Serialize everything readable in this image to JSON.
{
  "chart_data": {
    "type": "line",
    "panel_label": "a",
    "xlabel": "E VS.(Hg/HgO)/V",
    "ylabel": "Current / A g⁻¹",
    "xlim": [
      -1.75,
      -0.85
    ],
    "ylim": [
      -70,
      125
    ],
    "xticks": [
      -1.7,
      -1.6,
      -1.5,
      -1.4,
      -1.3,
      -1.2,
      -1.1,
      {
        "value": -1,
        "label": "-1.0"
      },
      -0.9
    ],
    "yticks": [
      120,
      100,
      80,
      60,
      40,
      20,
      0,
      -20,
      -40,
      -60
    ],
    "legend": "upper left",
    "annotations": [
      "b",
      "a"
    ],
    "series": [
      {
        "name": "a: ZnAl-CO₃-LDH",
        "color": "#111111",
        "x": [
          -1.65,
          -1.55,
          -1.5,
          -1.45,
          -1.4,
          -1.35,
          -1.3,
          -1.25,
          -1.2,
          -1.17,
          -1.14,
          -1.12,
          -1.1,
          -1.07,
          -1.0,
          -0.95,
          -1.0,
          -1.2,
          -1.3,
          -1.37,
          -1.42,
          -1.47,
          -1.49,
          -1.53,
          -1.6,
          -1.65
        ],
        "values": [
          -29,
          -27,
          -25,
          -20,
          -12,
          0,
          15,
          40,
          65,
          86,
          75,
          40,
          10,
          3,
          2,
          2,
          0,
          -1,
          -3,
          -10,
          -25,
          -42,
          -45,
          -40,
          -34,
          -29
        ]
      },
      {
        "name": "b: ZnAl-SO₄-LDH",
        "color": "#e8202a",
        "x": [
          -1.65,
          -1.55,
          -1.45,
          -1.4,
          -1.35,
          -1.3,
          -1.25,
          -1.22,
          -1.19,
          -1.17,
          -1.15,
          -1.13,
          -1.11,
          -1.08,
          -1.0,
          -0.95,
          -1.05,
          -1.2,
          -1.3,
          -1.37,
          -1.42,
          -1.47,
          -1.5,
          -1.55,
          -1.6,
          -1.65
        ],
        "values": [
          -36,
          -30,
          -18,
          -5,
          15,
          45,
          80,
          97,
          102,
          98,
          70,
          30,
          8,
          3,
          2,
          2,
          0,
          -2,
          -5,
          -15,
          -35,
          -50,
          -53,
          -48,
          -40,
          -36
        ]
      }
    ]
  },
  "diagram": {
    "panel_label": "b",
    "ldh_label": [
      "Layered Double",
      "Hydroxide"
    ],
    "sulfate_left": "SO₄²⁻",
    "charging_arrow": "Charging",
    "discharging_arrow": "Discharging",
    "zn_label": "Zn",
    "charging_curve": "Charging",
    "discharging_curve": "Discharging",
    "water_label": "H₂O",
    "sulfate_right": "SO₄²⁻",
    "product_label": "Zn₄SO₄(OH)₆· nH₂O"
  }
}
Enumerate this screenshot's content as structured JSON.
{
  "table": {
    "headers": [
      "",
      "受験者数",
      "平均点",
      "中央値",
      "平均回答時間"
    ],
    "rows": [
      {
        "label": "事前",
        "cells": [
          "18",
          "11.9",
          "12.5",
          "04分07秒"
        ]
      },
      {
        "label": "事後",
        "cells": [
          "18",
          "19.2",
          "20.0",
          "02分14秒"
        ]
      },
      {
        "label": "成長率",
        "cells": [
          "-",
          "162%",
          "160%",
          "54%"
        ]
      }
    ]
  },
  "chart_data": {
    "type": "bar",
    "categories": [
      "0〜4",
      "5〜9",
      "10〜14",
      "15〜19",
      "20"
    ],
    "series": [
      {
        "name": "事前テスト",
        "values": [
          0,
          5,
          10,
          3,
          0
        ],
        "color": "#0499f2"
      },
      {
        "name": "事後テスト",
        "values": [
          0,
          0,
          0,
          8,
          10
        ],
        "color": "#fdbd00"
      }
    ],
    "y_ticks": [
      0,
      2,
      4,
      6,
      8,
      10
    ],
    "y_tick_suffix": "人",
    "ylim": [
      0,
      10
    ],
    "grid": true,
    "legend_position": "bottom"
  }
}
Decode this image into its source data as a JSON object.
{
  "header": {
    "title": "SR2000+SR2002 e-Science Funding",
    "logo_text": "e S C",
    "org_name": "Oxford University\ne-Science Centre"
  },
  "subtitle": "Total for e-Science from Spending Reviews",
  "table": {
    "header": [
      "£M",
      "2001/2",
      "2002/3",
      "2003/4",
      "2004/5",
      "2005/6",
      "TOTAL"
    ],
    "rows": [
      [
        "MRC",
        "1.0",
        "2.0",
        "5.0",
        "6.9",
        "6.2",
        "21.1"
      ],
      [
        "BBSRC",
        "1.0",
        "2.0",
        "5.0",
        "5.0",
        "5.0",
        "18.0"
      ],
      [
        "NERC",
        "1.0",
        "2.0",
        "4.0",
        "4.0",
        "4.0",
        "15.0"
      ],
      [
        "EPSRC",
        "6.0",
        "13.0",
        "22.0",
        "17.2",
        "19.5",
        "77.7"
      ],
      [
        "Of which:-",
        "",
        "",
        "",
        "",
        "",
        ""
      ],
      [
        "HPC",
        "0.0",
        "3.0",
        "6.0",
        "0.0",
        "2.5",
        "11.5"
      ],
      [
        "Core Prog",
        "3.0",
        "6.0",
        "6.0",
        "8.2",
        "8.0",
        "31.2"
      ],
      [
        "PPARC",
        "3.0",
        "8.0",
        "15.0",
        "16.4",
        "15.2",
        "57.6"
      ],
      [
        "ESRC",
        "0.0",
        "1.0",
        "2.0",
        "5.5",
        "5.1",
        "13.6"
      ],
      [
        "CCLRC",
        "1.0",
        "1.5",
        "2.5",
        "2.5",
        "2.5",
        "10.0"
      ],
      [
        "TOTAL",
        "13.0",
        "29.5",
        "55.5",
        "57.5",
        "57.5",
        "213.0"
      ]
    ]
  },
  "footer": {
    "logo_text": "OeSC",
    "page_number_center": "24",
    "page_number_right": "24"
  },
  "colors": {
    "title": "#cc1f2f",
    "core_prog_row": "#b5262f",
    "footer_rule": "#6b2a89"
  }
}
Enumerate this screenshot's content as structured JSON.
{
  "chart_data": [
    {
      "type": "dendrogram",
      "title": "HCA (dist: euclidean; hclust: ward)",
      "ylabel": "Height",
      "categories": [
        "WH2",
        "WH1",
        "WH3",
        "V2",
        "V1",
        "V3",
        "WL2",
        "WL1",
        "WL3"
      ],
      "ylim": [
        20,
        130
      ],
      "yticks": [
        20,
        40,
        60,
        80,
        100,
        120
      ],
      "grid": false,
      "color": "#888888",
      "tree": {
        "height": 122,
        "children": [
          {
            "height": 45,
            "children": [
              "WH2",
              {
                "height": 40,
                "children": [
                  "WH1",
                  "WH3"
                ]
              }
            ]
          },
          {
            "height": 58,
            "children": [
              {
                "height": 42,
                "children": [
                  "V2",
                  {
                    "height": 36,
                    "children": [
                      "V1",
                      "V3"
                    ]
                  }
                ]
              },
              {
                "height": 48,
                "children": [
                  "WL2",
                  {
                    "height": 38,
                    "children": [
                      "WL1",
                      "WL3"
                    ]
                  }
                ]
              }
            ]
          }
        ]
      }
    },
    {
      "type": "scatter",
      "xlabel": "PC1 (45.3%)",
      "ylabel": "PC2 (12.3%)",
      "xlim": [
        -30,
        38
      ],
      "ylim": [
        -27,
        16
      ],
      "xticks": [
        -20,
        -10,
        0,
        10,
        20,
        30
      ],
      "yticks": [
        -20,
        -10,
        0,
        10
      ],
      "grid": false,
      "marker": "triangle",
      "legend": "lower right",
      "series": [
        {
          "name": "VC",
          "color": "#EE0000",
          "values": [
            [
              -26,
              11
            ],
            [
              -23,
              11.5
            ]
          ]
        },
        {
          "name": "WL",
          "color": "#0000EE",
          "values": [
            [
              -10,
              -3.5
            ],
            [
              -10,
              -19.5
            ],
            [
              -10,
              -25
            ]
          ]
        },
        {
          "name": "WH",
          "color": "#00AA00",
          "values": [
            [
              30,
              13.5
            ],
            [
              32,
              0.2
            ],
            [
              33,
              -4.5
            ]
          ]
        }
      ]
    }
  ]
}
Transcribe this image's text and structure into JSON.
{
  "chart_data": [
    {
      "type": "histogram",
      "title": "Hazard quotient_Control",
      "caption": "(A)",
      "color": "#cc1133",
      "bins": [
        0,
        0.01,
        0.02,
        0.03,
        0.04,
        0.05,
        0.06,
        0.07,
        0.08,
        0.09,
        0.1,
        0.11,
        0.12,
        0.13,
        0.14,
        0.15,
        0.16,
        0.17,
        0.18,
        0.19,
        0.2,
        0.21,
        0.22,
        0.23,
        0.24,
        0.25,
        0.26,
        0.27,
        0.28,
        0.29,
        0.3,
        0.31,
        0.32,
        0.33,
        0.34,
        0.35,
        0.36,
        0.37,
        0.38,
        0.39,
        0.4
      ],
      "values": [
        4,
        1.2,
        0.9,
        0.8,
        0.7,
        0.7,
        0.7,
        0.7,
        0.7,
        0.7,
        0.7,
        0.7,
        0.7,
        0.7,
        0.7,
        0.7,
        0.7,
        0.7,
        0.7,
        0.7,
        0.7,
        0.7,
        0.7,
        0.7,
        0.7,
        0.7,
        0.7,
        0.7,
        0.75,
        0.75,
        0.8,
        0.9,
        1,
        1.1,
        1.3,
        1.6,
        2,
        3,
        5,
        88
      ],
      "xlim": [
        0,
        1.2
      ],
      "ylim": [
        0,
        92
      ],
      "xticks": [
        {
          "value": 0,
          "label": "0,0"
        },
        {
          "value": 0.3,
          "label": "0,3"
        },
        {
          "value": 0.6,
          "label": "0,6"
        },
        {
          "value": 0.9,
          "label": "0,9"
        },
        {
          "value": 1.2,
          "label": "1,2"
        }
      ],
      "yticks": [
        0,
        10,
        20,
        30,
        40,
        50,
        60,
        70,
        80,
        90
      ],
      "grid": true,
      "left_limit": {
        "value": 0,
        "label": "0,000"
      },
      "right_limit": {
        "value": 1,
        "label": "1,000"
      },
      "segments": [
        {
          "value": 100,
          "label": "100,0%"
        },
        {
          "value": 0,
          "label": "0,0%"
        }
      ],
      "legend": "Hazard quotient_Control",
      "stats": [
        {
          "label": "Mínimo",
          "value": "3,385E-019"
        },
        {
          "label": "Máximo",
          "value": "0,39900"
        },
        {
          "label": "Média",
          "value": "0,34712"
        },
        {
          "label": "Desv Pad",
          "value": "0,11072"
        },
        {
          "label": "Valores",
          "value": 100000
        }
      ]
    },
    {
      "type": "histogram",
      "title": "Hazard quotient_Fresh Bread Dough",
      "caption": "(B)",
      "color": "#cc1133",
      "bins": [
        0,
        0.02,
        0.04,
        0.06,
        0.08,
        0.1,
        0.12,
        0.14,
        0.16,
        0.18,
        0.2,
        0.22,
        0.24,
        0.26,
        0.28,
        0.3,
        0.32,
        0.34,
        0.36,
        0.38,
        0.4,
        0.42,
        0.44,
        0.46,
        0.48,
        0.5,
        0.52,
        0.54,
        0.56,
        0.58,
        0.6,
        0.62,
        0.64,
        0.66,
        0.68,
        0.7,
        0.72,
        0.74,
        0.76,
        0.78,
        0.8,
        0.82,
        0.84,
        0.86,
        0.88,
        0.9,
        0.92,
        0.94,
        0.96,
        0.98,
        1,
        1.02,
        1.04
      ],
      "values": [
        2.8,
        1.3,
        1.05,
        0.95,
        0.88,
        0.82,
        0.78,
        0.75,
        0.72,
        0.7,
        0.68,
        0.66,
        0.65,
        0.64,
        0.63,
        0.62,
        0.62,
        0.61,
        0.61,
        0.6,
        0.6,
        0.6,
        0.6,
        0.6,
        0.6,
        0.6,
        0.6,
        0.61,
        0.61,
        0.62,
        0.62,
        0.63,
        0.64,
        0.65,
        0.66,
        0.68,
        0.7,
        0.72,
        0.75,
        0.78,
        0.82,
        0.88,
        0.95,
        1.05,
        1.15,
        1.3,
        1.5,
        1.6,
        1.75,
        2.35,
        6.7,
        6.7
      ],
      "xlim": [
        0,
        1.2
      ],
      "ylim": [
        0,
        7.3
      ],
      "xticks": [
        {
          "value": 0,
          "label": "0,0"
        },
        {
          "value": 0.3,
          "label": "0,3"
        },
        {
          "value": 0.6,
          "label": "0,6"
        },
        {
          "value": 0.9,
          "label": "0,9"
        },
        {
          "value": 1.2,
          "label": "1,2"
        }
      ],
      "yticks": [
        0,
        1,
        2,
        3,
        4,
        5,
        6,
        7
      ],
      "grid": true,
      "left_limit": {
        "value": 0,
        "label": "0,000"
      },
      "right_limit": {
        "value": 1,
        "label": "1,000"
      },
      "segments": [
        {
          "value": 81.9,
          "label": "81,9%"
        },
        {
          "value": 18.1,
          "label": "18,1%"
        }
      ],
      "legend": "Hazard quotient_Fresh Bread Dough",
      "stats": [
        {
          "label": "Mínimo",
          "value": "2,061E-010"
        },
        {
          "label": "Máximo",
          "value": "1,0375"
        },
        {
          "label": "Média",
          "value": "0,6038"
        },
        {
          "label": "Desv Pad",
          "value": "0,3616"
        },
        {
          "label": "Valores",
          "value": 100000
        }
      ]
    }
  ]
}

***

- **THE TASK**:
Return every line holding the word "Discharging" from the records.

- **RESULT FOR THIS EXERCISE**:
    "discharging_arrow": "Discharging",
    "discharging_curve": "Discharging",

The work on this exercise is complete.